_Description of the task_: Write out the listing exactly as it is given.

-- Start --

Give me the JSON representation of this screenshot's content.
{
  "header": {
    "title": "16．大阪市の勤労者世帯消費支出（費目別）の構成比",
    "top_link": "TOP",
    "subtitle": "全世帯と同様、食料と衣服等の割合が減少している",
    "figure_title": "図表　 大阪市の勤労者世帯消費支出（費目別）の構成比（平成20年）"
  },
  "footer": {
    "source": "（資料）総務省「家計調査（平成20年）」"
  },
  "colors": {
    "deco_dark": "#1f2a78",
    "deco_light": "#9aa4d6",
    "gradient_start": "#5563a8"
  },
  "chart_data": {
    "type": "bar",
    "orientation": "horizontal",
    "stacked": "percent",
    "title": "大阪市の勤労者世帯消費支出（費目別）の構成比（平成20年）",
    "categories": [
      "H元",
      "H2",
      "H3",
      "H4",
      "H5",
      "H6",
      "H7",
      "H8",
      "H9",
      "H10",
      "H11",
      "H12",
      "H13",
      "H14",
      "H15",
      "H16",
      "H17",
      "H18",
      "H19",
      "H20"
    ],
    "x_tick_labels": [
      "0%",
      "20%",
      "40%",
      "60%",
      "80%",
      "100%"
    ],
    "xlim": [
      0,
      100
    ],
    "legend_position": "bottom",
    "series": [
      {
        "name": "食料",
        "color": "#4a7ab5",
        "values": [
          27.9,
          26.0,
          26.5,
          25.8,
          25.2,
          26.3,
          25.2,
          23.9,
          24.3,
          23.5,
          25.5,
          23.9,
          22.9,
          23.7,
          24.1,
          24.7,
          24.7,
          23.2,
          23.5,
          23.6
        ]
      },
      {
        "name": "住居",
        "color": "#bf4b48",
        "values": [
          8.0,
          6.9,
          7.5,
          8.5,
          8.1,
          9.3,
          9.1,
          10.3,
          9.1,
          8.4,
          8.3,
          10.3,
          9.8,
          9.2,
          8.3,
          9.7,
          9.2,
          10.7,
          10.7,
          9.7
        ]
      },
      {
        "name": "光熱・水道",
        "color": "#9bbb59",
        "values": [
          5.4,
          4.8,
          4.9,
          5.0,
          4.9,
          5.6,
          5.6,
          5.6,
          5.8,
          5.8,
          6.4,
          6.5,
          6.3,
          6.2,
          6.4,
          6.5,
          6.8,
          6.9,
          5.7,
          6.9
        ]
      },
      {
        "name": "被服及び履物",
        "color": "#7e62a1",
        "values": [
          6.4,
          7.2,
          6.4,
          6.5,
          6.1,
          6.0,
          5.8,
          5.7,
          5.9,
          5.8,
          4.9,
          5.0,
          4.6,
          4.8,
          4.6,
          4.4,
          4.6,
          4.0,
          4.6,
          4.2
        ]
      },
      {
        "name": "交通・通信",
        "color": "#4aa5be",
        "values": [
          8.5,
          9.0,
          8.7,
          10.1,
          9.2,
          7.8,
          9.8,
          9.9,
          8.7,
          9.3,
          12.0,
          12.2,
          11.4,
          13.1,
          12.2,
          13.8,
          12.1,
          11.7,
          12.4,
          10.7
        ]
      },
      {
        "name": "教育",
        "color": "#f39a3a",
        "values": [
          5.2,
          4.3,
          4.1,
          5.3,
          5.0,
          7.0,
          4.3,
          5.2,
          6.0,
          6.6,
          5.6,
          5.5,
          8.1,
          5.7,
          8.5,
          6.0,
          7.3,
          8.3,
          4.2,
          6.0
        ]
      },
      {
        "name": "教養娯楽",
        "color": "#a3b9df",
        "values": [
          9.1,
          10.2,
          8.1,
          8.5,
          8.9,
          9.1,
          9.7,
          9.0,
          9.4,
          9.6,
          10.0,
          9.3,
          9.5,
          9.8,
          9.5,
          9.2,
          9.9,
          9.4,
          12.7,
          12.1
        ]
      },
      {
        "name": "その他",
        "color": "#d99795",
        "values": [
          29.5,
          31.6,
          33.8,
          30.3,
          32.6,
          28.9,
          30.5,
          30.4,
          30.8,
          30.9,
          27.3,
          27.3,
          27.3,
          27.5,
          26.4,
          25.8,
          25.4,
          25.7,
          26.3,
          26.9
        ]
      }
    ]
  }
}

-- End --

_Solved problem_:
Give me the JSON representation of this screenshot's content.
{
  "header": {
    "title": "16．大阪市の勤労者世帯消費支出（費目別）の構成比",
    "top_link": "TOP",
    "subtitle": "全世帯と同様、食料と衣服等の割合が減少している",
    "figure_title": "図表　 大阪市の勤労者世帯消費支出（費目別）の構成比（平成20年）"
  },
  "footer": {
    "source": "（資料）総務省「家計調査（平成20年）」"
  },
  "colors": {
    "deco_dark": "#1f2a78",
    "deco_light": "#9aa4d6",
    "gradient_start": "#5563a8"
  },
  "chart_data": {
    "type": "bar",
    "orientation": "horizontal",
    "stacked": "percent",
    "title": "大阪市の勤労者世帯消費支出（費目別）の構成比（平成20年）",
    "categories": [
      "H元",
      "H2",
      "H3",
      "H4",
      "H5",
      "H6",
      "H7",
      "H8",
      "H9",
      "H10",
      "H11",
      "H12",
      "H13",
      "H14",
      "H15",
      "H16",
      "H17",
      "H18",
      "H19",
      "H20"
    ],
    "x_tick_labels": [
      "0%",
      "20%",
      "40%",
      "60%",
      "80%",
      "100%"
    ],
    "xlim": [
      0,
      100
    ],
    "legend_position": "bottom",
    "series": [
      {
        "name": "食料",
        "color": "#4a7ab5",
        "values": [
          27.9,
          26.0,
          26.5,
          25.8,
          25.2,
          26.3,
          25.2,
          23.9,
          24.3,
          23.5,
          25.5,
          23.9,
          22.9,
          23.7,
          24.1,
          24.7,
          24.7,
          23.2,
          23.5,
          23.6
        ]
      },
      {
        "name": "住居",
        "color": "#bf4b48",
        "values": [
          8.0,
          6.9,
          7.5,
          8.5,
          8.1,
          9.3,
          9.1,
          10.3,
          9.1,
          8.4,
          8.3,
          10.3,
          9.8,
          9.2,
          8.3,
          9.7,
          9.2,
          10.7,
          10.7,
          9.7
        ]
      },
      {
        "name": "光熱・水道",
        "color": "#9bbb59",
        "values": [
          5.4,
          4.8,
          4.9,
          5.0,
          4.9,
          5.6,
          5.6,
          5.6,
          5.8,
          5.8,
          6.4,
          6.5,
          6.3,
          6.2,
          6.4,
          6.5,
          6.8,
          6.9,
          5.7,
          6.9
        ]
      },
      {
        "name": "被服及び履物",
        "color": "#7e62a1",
        "values": [
          6.4,
          7.2,
          6.4,
          6.5,
          6.1,
          6.0,
          5.8,
          5.7,
          5.9,
          5.8,
          4.9,
          5.0,
          4.6,
          4.8,
          4.6,
          4.4,
          4.6,
          4.0,
          4.6,
          4.2
        ]
      },
      {
        "name": "交通・通信",
        "color": "#4aa5be",
        "values": [
          8.5,
          9.0,
          8.7,
          10.1,
          9.2,
          7.8,
          9.8,
          9.9,
          8.7,
          9.3,
          12.0,
          12.2,
          11.4,
          13.1,
          12.2,
          13.8,
          12.1,
          11.7,
          12.4,
          10.7
        ]
      },
      {
        "name": "教育",
        "color": "#f39a3a",
        "values": [
          5.2,
          4.3,
          4.1,
          5.3,
          5.0,
          7.0,
          4.3,
          5.2,
          6.0,
          6.6,
          5.6,
          5.5,
          8.1,
          5.7,
          8.5,
          6.0,
          7.3,
          8.3,
          4.2,
          6.0
        ]
      },
      {
        "name": "教養娯楽",
        "color": "#a3b9df",
        "values": [
          9.1,
          10.2,
          8.1,
          8.5,
          8.9,
          9.1,
          9.7,
          9.0,
          9.4,
          9.6,
          10.0,
          9.3,
          9.5,
          9.8,
          9.5,
          9.2,
          9.9,
          9.4,
          12.7,
          12.1
        ]
      },
      {
        "name": "その他",
        "color": "#d99795",
        "values": [
          29.5,
          31.6,
          33.8,
          30.3,
          32.6,
          28.9,
          30.5,
          30.4,
          30.8,
          30.9,
          27.3,
          27.3,
          27.3,
          27.5,
          26.4,
          25.8,
          25.4,
          25.7,
          26.3,
          26.9
        ]
      }
    ]
  }
}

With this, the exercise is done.